EXERCISE DIRECTIONS: Below is a listing. Gather each line of it that contains "this".

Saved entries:
--- Start ---
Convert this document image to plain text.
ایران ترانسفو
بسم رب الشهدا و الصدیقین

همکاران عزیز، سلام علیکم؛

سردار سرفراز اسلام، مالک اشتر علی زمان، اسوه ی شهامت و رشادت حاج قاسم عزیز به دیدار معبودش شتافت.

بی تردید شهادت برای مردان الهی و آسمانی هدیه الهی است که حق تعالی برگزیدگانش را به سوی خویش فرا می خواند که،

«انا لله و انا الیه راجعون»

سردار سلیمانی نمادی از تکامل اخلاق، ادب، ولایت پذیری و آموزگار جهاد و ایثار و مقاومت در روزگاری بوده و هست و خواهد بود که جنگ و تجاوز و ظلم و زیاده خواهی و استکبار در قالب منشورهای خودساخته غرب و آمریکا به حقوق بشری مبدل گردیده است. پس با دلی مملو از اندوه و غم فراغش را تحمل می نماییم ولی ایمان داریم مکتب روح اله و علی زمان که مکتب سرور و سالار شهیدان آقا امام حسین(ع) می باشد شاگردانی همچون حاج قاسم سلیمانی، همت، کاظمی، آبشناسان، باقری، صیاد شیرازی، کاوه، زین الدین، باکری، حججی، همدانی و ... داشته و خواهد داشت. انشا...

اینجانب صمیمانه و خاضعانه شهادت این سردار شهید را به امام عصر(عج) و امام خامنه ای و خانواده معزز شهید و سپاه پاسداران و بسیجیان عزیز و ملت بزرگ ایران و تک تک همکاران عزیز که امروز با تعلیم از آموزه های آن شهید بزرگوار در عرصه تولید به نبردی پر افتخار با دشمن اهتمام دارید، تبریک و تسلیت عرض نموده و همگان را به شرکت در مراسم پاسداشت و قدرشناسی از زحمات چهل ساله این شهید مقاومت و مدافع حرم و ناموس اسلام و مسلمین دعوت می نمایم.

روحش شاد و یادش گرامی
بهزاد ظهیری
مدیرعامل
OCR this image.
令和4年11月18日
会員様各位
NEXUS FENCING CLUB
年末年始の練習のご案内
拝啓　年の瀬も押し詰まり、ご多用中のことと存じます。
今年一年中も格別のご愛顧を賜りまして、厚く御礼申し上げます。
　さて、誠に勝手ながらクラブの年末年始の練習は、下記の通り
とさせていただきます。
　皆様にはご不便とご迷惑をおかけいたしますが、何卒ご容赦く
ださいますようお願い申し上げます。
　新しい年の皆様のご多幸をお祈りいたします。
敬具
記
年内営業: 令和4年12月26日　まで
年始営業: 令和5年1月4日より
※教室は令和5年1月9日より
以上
--- End ---
RESPONSE TO THE TASK:
Convert this document image to plain text.
OCR this image.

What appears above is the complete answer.